----- DATA EXCERPTS -----
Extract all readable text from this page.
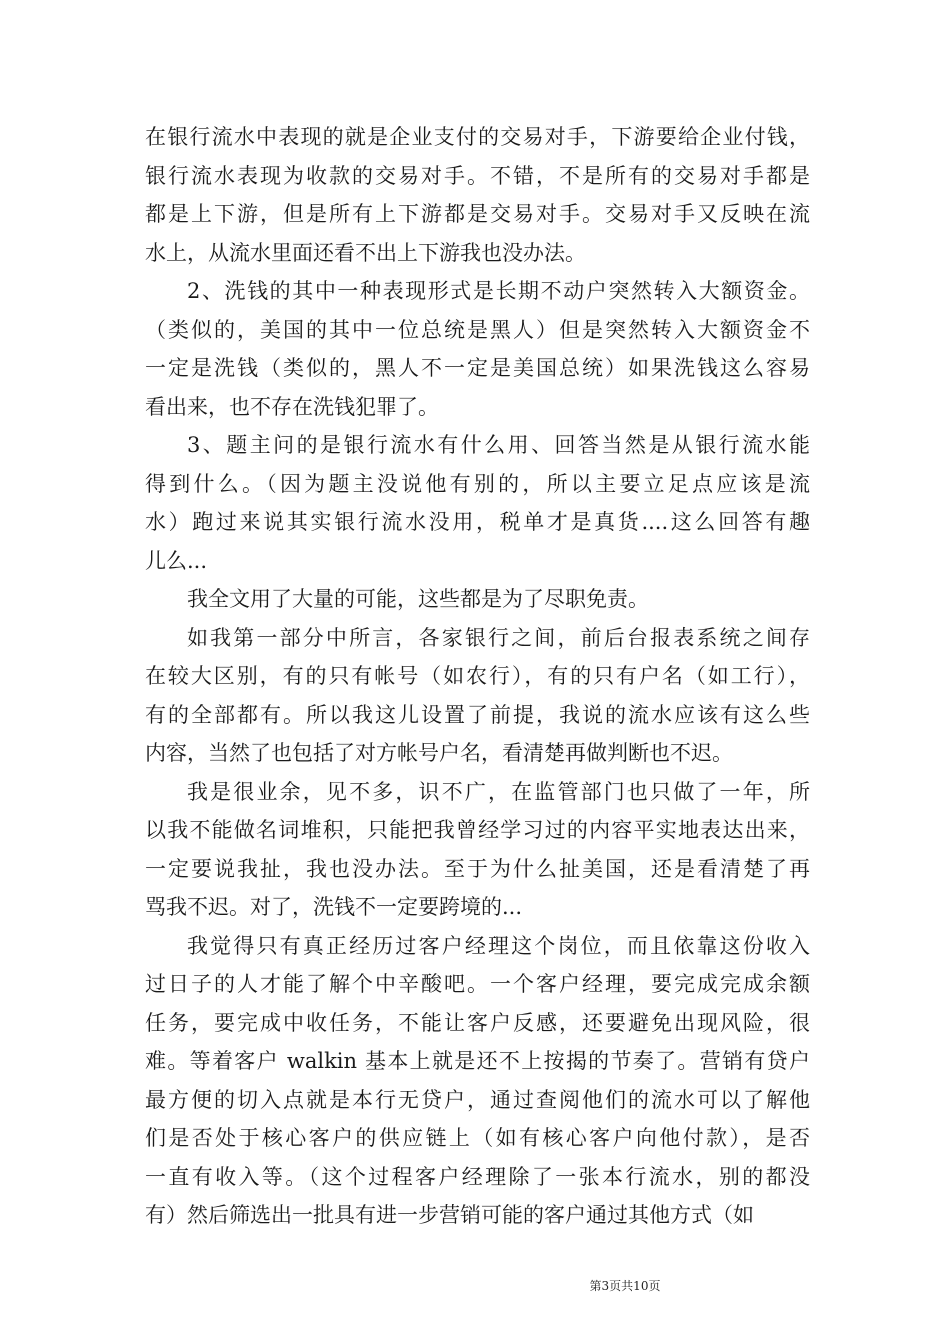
在银行流水中表现的就是企业支付的交易对手，下游要给企业付钱，
银行流水表现为收款的交易对手。不错，不是所有的交易对手都是
都是上下游，但是所有上下游都是交易对手。交易对手又反映在流
水上，从流水里面还看不出上下游我也没办法。
2、洗钱的其中一种表现形式是长期不动户突然转入大额资金。
（类似的，美国的其中一位总统是黑人）但是突然转入大额资金不
一定是洗钱（类似的，黑人不一定是美国总统）如果洗钱这么容易
看出来，也不存在洗钱犯罪了。
3、题主问的是银行流水有什么用、回答当然是从银行流水能
得到什么。（因为题主没说他有别的，所以主要立足点应该是流
水）跑过来说其实银行流水没用，税单才是真货....这么回答有趣
儿么...
我全文用了大量的可能，这些都是为了尽职免责。
如我第一部分中所言，各家银行之间，前后台报表系统之间存
在较大区别，有的只有帐号（如农行），有的只有户名（如工行），
有的全部都有。所以我这儿设置了前提，我说的流水应该有这么些
内容，当然了也包括了对方帐号户名，看清楚再做判断也不迟。
我是很业余，见不多，识不广，在监管部门也只做了一年，所
以我不能做名词堆积，只能把我曾经学习过的内容平实地表达出来，
一定要说我扯，我也没办法。至于为什么扯美国，还是看清楚了再
骂我不迟。对了，洗钱不一定要跨境的...
我觉得只有真正经历过客户经理这个岗位，而且依靠这份收入
过日子的人才能了解个中辛酸吧。一个客户经理，要完成完成余额
任务，要完成中收任务，不能让客户反感，还要避免出现风险，很
难。等着客户 walkin 基本上就是还不上按揭的节奏了。营销有贷户
最方便的切入点就是本行无贷户，通过查阅他们的流水可以了解他
们是否处于核心客户的供应链上（如有核心客户向他付款），是否
一直有收入等。（这个过程客户经理除了一张本行流水，别的都没
有）然后筛选出一批具有进一步营销可能的客户通过其他方式（如
第3页共10页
-----
WHAT YOU ARE ASKED TO DO
Output every entry word for word, but omit the pictures.

RESULT FOR THIS EXERCISE
Extract all readable text from this page.
在银行流水中表现的就是企业支付的交易对手，下游要给企业付钱，
银行流水表现为收款的交易对手。不错，不是所有的交易对手都是
都是上下游，但是所有上下游都是交易对手。交易对手又反映在流
水上，从流水里面还看不出上下游我也没办法。
2、洗钱的其中一种表现形式是长期不动户突然转入大额资金。
（类似的，美国的其中一位总统是黑人）但是突然转入大额资金不
一定是洗钱（类似的，黑人不一定是美国总统）如果洗钱这么容易
看出来，也不存在洗钱犯罪了。
3、题主问的是银行流水有什么用、回答当然是从银行流水能
得到什么。（因为题主没说他有别的，所以主要立足点应该是流
水）跑过来说其实银行流水没用，税单才是真货....这么回答有趣
儿么...
我全文用了大量的可能，这些都是为了尽职免责。
如我第一部分中所言，各家银行之间，前后台报表系统之间存
在较大区别，有的只有帐号（如农行），有的只有户名（如工行），
有的全部都有。所以我这儿设置了前提，我说的流水应该有这么些
内容，当然了也包括了对方帐号户名，看清楚再做判断也不迟。
我是很业余，见不多，识不广，在监管部门也只做了一年，所
以我不能做名词堆积，只能把我曾经学习过的内容平实地表达出来，
一定要说我扯，我也没办法。至于为什么扯美国，还是看清楚了再
骂我不迟。对了，洗钱不一定要跨境的...
我觉得只有真正经历过客户经理这个岗位，而且依靠这份收入
过日子的人才能了解个中辛酸吧。一个客户经理，要完成完成余额
任务，要完成中收任务，不能让客户反感，还要避免出现风险，很
难。等着客户 walkin 基本上就是还不上按揭的节奏了。营销有贷户
最方便的切入点就是本行无贷户，通过查阅他们的流水可以了解他
们是否处于核心客户的供应链上（如有核心客户向他付款），是否
一直有收入等。（这个过程客户经理除了一张本行流水，别的都没
有）然后筛选出一批具有进一步营销可能的客户通过其他方式（如
第3页共10页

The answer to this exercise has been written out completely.